INFORMATION GIVEN
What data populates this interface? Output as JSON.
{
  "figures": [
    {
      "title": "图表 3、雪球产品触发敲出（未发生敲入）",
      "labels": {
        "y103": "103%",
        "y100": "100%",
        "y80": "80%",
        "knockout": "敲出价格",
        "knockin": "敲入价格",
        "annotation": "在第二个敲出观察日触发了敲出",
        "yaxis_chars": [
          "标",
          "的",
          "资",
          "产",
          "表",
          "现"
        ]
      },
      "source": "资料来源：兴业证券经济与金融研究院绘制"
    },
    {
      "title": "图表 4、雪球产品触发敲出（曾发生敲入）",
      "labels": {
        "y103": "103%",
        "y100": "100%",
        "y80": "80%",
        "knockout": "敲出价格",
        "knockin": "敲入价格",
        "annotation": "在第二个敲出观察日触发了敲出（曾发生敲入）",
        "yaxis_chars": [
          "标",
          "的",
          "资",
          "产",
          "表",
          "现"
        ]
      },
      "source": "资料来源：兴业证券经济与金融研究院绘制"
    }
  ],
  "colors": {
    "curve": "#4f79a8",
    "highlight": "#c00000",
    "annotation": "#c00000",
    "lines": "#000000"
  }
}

==

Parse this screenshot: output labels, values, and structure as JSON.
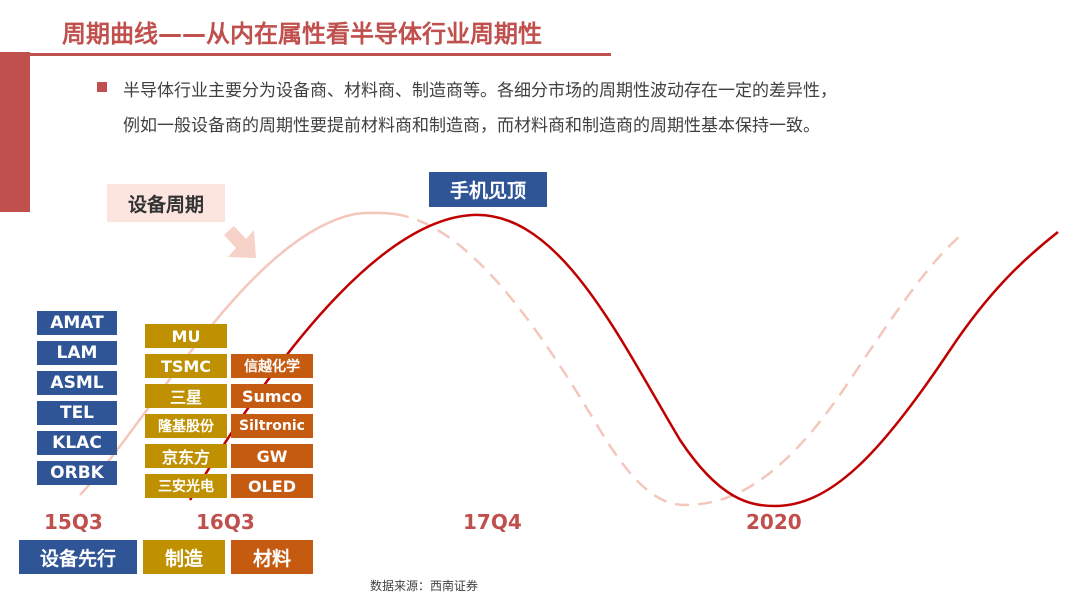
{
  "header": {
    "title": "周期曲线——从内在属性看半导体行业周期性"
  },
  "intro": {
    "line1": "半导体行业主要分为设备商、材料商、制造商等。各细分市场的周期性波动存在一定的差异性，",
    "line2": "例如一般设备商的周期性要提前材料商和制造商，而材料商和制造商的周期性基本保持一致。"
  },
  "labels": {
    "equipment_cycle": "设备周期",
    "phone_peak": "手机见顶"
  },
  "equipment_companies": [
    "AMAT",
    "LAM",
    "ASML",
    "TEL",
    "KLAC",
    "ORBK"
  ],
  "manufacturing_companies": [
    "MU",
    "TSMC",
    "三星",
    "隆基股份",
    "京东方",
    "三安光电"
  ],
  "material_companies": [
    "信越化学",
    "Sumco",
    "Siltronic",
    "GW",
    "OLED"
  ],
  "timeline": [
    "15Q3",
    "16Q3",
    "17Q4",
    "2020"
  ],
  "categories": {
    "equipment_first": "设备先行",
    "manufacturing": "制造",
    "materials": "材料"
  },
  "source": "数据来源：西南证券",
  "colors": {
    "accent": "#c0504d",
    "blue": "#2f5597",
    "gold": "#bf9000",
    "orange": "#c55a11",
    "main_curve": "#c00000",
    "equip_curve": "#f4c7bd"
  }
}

TASK TO CARRY OUT
Locate each line containing the string "this" and show it.

RIGHT ANSWER
What data populates this interface? Output as JSON.
Parse this screenshot: output labels, values, and structure as JSON.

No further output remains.